-- BEGIN SUPPLIED MATERIAL --

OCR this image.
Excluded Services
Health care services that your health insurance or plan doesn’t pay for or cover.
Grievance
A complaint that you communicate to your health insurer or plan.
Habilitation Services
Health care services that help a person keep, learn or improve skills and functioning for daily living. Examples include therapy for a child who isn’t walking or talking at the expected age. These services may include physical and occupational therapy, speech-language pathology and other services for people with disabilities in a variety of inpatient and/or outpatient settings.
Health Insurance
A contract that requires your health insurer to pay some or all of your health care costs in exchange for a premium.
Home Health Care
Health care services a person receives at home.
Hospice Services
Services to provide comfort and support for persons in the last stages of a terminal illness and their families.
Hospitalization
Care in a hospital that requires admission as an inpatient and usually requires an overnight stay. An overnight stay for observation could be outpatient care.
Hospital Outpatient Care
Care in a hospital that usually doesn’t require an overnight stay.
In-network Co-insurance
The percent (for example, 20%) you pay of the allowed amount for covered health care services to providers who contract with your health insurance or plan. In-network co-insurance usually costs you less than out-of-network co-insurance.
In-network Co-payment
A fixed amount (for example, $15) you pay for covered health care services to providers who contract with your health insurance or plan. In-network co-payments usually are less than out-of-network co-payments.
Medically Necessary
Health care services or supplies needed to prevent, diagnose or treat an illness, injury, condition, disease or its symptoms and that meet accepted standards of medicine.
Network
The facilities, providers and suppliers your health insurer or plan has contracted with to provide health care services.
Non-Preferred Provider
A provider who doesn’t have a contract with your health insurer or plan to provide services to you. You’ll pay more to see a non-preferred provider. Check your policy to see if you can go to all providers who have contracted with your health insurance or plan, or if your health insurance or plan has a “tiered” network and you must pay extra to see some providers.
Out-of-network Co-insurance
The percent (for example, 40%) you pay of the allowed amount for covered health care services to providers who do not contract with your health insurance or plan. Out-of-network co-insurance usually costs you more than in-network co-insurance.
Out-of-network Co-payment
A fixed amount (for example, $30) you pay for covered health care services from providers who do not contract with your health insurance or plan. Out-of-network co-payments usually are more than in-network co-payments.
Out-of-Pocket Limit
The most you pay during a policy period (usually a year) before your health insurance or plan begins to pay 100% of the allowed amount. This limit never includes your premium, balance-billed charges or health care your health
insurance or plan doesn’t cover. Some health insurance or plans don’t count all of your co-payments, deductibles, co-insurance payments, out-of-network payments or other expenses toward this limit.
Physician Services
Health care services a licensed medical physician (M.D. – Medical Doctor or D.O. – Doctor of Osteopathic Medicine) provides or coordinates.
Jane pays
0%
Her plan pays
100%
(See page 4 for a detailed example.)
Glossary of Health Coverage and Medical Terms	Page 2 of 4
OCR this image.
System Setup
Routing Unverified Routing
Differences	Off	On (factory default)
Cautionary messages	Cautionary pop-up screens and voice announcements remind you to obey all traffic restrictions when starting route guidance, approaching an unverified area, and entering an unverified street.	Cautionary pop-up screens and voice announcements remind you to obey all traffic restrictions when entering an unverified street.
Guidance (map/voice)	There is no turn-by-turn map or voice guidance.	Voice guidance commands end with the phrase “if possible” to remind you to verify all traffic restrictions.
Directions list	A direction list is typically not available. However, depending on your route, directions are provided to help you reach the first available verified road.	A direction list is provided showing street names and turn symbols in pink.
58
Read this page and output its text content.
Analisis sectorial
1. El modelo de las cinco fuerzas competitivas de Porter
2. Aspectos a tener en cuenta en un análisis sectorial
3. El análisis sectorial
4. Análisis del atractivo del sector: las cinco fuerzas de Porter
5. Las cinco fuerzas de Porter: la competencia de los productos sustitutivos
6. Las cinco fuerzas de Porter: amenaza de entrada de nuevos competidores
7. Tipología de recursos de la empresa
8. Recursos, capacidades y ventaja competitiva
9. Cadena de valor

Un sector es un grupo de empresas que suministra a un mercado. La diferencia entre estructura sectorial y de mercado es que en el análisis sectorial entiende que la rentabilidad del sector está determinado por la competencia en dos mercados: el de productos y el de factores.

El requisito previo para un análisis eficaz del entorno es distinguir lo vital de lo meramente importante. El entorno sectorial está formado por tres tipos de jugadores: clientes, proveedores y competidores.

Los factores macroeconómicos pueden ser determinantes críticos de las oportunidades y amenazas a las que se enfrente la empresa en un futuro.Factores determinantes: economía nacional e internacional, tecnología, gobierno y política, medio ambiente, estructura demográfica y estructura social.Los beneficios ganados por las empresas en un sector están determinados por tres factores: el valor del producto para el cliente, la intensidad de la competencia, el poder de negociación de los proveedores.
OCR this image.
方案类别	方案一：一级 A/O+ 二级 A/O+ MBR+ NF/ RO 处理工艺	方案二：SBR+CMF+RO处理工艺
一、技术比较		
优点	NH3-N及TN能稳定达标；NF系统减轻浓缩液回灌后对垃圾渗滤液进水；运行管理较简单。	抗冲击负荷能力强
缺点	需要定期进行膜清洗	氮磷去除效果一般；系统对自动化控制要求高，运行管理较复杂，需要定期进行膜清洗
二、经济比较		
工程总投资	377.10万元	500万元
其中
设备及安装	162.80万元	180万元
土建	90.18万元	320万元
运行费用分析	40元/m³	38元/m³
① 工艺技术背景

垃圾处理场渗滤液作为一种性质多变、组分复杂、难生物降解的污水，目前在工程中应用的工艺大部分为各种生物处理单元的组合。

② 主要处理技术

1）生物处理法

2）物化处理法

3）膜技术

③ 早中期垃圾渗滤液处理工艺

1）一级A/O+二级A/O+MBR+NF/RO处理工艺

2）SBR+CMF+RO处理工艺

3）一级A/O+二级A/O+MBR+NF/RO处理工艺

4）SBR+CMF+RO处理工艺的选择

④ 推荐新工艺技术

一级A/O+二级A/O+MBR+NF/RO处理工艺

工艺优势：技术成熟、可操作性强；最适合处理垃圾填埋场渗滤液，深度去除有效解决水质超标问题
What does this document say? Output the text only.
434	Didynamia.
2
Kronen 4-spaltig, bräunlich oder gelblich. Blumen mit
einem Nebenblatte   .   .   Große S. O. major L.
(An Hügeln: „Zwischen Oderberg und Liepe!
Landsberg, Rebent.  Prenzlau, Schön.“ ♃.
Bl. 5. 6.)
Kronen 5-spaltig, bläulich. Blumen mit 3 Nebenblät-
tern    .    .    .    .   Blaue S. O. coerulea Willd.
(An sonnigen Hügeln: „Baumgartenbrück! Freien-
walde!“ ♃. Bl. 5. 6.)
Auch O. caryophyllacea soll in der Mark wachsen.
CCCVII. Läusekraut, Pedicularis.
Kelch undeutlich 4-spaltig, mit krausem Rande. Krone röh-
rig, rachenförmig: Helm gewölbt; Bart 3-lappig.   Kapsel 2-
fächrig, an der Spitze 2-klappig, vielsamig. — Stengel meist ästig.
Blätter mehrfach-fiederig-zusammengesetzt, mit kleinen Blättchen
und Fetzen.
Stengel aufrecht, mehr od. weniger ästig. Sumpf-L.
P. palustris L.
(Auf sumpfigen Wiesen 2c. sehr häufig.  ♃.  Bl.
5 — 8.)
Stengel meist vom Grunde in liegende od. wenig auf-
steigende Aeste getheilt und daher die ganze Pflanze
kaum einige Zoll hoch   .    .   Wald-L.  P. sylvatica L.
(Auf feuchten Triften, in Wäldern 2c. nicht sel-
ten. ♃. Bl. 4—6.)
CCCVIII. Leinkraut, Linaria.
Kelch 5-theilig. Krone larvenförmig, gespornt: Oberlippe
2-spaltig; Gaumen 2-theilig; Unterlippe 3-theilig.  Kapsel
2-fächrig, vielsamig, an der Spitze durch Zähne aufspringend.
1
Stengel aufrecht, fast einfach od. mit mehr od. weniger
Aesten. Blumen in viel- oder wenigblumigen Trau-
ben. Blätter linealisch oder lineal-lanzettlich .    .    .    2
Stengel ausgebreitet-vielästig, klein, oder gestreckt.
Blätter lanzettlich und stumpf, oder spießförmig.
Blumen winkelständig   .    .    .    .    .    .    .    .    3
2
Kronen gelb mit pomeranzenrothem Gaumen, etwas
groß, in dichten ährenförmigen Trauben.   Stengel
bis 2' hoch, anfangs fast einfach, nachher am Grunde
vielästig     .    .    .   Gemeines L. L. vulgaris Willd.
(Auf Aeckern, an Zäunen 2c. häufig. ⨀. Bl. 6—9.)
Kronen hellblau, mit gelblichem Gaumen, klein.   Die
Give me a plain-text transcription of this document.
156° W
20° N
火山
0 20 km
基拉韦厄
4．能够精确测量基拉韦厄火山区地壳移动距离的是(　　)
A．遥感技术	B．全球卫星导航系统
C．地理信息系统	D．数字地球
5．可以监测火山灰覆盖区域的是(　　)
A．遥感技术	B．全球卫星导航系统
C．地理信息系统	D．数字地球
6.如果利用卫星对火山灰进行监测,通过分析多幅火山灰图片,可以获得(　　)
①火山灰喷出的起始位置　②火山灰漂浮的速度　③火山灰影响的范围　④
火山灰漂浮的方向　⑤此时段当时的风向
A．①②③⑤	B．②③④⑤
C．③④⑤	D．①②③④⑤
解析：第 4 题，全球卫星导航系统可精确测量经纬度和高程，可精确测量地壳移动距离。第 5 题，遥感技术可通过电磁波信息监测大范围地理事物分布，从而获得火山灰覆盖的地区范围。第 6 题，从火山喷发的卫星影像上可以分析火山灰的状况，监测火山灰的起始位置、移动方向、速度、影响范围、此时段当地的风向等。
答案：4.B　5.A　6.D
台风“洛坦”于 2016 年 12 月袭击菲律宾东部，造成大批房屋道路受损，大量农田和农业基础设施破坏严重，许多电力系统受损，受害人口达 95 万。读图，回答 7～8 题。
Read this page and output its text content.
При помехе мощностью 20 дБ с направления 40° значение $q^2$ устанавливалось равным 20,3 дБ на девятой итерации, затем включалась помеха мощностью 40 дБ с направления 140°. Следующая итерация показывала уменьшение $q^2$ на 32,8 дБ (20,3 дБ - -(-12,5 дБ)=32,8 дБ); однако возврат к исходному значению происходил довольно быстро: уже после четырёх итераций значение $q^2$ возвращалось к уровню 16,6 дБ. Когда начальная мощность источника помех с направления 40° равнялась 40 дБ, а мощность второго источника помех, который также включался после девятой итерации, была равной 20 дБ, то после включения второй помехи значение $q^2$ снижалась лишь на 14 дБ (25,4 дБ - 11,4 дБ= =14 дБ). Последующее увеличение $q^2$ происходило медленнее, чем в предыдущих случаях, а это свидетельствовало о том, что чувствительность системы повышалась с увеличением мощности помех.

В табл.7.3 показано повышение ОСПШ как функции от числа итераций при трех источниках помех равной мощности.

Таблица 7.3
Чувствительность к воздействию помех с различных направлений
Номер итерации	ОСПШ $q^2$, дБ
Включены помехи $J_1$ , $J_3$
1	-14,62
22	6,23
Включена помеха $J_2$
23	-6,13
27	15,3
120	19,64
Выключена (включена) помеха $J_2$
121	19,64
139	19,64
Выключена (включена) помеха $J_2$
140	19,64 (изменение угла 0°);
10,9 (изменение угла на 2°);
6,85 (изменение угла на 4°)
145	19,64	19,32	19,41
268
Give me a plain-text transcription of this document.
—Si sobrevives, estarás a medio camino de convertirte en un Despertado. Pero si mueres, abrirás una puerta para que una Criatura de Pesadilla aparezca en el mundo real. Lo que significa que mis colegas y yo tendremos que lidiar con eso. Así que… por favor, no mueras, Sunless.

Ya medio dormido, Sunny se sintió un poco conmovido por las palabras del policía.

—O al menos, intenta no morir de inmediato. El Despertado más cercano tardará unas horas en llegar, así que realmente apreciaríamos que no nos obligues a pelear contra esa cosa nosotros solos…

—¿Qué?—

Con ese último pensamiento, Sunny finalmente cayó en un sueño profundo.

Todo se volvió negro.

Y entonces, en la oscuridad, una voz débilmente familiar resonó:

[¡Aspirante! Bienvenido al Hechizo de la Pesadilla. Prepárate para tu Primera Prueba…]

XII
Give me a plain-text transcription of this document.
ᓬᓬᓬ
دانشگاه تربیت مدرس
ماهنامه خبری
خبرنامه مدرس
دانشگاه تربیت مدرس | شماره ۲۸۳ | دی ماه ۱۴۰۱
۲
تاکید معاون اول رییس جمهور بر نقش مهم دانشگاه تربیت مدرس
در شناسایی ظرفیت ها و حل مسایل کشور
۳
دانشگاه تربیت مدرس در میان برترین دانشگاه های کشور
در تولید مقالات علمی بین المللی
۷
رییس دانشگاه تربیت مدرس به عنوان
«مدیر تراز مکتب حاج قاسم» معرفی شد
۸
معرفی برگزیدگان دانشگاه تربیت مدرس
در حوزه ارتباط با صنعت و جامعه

-- END SUPPLIED MATERIAL --

# WORK REQUIRED:
Copy every line in the listing above where the string "häufig" turns up.

# RESPONSE TO THE EXERCISE:
(Auf sumpfigen Wiesen 2c. sehr häufig.  ♃.  Bl.
(Auf Aeckern, an Zäunen 2c. häufig. ⨀. Bl. 6—9.)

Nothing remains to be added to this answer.